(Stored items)
________________________

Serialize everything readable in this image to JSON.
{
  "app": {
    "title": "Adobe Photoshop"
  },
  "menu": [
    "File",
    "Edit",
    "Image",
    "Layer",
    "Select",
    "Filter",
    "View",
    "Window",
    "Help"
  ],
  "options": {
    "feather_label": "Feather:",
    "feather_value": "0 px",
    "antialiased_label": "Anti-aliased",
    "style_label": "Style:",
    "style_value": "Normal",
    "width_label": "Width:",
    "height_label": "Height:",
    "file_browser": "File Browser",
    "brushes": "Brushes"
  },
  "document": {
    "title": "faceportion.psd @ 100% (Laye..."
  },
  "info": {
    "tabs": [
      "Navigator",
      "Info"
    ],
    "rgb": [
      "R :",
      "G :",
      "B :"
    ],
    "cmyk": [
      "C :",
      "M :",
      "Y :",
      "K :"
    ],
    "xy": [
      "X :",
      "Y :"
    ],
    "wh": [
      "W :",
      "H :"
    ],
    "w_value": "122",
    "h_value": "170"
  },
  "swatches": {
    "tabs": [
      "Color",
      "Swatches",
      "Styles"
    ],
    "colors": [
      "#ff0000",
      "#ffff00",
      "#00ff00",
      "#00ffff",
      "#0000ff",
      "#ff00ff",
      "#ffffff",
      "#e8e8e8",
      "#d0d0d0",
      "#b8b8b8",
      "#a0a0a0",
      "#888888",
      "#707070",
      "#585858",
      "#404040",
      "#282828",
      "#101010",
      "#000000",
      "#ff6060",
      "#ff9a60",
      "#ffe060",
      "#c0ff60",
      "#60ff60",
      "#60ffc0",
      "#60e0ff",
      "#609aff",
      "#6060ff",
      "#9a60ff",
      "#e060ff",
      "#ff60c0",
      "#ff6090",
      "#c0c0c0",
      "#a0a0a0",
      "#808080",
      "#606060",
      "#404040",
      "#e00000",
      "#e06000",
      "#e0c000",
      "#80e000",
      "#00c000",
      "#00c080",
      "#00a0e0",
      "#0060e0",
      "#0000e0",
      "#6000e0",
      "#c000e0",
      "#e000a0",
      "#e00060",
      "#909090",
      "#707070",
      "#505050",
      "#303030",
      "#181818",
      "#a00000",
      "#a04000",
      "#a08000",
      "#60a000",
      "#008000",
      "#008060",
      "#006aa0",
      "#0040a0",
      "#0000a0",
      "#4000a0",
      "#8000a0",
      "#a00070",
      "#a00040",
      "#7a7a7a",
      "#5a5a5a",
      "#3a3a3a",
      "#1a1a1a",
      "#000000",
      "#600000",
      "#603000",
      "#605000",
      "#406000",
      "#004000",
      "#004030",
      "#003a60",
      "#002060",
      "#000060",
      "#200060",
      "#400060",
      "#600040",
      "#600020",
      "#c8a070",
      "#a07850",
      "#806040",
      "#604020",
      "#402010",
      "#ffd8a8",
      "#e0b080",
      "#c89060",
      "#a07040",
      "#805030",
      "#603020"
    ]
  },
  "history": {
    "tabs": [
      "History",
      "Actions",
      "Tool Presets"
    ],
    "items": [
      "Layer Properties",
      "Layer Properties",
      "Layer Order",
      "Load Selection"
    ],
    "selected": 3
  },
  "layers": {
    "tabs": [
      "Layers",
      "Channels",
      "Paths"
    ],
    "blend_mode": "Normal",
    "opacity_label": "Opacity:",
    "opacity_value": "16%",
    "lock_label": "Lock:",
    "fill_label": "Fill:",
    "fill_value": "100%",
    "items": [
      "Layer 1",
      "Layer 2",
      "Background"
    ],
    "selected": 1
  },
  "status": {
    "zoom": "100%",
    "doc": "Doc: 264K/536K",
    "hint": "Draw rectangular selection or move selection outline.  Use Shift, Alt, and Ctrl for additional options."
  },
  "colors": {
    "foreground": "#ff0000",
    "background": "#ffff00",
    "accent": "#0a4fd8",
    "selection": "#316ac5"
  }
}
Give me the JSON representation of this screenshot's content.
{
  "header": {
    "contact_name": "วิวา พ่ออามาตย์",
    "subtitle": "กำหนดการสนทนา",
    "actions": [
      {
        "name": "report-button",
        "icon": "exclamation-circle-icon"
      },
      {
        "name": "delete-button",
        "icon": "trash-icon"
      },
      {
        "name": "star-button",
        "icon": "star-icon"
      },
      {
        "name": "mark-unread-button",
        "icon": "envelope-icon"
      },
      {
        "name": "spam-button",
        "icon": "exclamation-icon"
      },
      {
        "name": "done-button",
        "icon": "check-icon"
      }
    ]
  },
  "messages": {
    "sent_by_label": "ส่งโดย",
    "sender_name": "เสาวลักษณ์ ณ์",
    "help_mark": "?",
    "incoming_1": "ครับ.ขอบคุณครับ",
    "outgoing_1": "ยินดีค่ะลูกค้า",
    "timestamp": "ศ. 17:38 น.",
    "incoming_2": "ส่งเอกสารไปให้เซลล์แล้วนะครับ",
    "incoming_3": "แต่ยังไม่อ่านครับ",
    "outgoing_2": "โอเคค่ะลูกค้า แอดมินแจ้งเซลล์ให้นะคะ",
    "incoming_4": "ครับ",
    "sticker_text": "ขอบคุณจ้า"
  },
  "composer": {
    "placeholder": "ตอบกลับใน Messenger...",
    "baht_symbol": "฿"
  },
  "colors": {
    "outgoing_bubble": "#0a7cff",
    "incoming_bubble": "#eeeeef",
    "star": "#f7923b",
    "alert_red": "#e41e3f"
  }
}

________________________

# Brief
Give the data again, exactly as it stands.

# In response
Serialize everything readable in this image to JSON.
{
  "app": {
    "title": "Adobe Photoshop"
  },
  "menu": [
    "File",
    "Edit",
    "Image",
    "Layer",
    "Select",
    "Filter",
    "View",
    "Window",
    "Help"
  ],
  "options": {
    "feather_label": "Feather:",
    "feather_value": "0 px",
    "antialiased_label": "Anti-aliased",
    "style_label": "Style:",
    "style_value": "Normal",
    "width_label": "Width:",
    "height_label": "Height:",
    "file_browser": "File Browser",
    "brushes": "Brushes"
  },
  "document": {
    "title": "faceportion.psd @ 100% (Laye..."
  },
  "info": {
    "tabs": [
      "Navigator",
      "Info"
    ],
    "rgb": [
      "R :",
      "G :",
      "B :"
    ],
    "cmyk": [
      "C :",
      "M :",
      "Y :",
      "K :"
    ],
    "xy": [
      "X :",
      "Y :"
    ],
    "wh": [
      "W :",
      "H :"
    ],
    "w_value": "122",
    "h_value": "170"
  },
  "swatches": {
    "tabs": [
      "Color",
      "Swatches",
      "Styles"
    ],
    "colors": [
      "#ff0000",
      "#ffff00",
      "#00ff00",
      "#00ffff",
      "#0000ff",
      "#ff00ff",
      "#ffffff",
      "#e8e8e8",
      "#d0d0d0",
      "#b8b8b8",
      "#a0a0a0",
      "#888888",
      "#707070",
      "#585858",
      "#404040",
      "#282828",
      "#101010",
      "#000000",
      "#ff6060",
      "#ff9a60",
      "#ffe060",
      "#c0ff60",
      "#60ff60",
      "#60ffc0",
      "#60e0ff",
      "#609aff",
      "#6060ff",
      "#9a60ff",
      "#e060ff",
      "#ff60c0",
      "#ff6090",
      "#c0c0c0",
      "#a0a0a0",
      "#808080",
      "#606060",
      "#404040",
      "#e00000",
      "#e06000",
      "#e0c000",
      "#80e000",
      "#00c000",
      "#00c080",
      "#00a0e0",
      "#0060e0",
      "#0000e0",
      "#6000e0",
      "#c000e0",
      "#e000a0",
      "#e00060",
      "#909090",
      "#707070",
      "#505050",
      "#303030",
      "#181818",
      "#a00000",
      "#a04000",
      "#a08000",
      "#60a000",
      "#008000",
      "#008060",
      "#006aa0",
      "#0040a0",
      "#0000a0",
      "#4000a0",
      "#8000a0",
      "#a00070",
      "#a00040",
      "#7a7a7a",
      "#5a5a5a",
      "#3a3a3a",
      "#1a1a1a",
      "#000000",
      "#600000",
      "#603000",
      "#605000",
      "#406000",
      "#004000",
      "#004030",
      "#003a60",
      "#002060",
      "#000060",
      "#200060",
      "#400060",
      "#600040",
      "#600020",
      "#c8a070",
      "#a07850",
      "#806040",
      "#604020",
      "#402010",
      "#ffd8a8",
      "#e0b080",
      "#c89060",
      "#a07040",
      "#805030",
      "#603020"
    ]
  },
  "history": {
    "tabs": [
      "History",
      "Actions",
      "Tool Presets"
    ],
    "items": [
      "Layer Properties",
      "Layer Properties",
      "Layer Order",
      "Load Selection"
    ],
    "selected": 3
  },
  "layers": {
    "tabs": [
      "Layers",
      "Channels",
      "Paths"
    ],
    "blend_mode": "Normal",
    "opacity_label": "Opacity:",
    "opacity_value": "16%",
    "lock_label": "Lock:",
    "fill_label": "Fill:",
    "fill_value": "100%",
    "items": [
      "Layer 1",
      "Layer 2",
      "Background"
    ],
    "selected": 1
  },
  "status": {
    "zoom": "100%",
    "doc": "Doc: 264K/536K",
    "hint": "Draw rectangular selection or move selection outline.  Use Shift, Alt, and Ctrl for additional options."
  },
  "colors": {
    "foreground": "#ff0000",
    "background": "#ffff00",
    "accent": "#0a4fd8",
    "selection": "#316ac5"
  }
}
Give me the JSON representation of this screenshot's content.
{
  "header": {
    "contact_name": "วิวา พ่ออามาตย์",
    "subtitle": "กำหนดการสนทนา",
    "actions": [
      {
        "name": "report-button",
        "icon": "exclamation-circle-icon"
      },
      {
        "name": "delete-button",
        "icon": "trash-icon"
      },
      {
        "name": "star-button",
        "icon": "star-icon"
      },
      {
        "name": "mark-unread-button",
        "icon": "envelope-icon"
      },
      {
        "name": "spam-button",
        "icon": "exclamation-icon"
      },
      {
        "name": "done-button",
        "icon": "check-icon"
      }
    ]
  },
  "messages": {
    "sent_by_label": "ส่งโดย",
    "sender_name": "เสาวลักษณ์ ณ์",
    "help_mark": "?",
    "incoming_1": "ครับ.ขอบคุณครับ",
    "outgoing_1": "ยินดีค่ะลูกค้า",
    "timestamp": "ศ. 17:38 น.",
    "incoming_2": "ส่งเอกสารไปให้เซลล์แล้วนะครับ",
    "incoming_3": "แต่ยังไม่อ่านครับ",
    "outgoing_2": "โอเคค่ะลูกค้า แอดมินแจ้งเซลล์ให้นะคะ",
    "incoming_4": "ครับ",
    "sticker_text": "ขอบคุณจ้า"
  },
  "composer": {
    "placeholder": "ตอบกลับใน Messenger...",
    "baht_symbol": "฿"
  },
  "colors": {
    "outgoing_bubble": "#0a7cff",
    "incoming_bubble": "#eeeeef",
    "star": "#f7923b",
    "alert_red": "#e41e3f"
  }
}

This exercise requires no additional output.